▶ YOUR GOAL:
Using the listing below, select the lines with the word "Please" and copy them.

[Extracted data entries]
########################################

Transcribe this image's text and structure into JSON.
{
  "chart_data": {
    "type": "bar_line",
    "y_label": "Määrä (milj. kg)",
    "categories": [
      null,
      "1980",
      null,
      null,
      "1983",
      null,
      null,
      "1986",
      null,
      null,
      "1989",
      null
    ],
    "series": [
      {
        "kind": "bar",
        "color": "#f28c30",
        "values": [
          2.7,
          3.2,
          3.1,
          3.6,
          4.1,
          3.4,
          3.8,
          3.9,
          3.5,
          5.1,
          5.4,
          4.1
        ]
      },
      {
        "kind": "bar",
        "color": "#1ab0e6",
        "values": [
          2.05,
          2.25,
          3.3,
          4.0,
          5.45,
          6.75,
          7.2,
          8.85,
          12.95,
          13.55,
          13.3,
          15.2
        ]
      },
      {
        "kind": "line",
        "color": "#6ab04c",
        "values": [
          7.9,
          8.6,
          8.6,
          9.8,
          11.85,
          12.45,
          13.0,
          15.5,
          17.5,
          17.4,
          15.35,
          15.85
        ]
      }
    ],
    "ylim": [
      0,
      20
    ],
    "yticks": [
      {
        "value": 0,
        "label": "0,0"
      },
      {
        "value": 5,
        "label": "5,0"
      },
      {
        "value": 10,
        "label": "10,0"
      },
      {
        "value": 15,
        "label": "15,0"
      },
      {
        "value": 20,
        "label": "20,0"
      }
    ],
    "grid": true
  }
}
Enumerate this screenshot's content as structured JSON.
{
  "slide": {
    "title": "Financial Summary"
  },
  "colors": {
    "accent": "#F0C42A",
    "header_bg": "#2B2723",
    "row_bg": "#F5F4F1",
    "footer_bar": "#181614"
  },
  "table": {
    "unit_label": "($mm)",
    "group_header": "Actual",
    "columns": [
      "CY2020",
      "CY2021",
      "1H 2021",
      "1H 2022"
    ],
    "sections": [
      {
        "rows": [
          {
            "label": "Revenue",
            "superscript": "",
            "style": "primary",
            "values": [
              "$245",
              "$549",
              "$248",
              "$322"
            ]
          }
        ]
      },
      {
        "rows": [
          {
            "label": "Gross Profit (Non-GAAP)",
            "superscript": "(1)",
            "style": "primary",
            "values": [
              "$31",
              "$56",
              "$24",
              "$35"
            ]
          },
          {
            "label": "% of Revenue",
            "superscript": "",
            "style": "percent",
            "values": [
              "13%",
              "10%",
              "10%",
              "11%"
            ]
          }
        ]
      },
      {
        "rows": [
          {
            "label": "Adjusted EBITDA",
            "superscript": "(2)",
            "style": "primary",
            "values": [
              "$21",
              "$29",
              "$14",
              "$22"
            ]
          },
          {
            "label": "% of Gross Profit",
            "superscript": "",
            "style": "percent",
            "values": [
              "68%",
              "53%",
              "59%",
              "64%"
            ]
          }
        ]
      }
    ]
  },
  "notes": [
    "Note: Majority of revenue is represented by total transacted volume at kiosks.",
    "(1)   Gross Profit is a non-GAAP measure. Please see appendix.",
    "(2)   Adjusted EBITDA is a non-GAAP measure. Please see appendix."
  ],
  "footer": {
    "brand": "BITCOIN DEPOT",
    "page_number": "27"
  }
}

########################################

▶ SOLUTION TO THIS TASK:
    "(1)   Gross Profit is a non-GAAP measure. Please see appendix.",
    "(2)   Adjusted EBITDA is a non-GAAP measure. Please see appendix."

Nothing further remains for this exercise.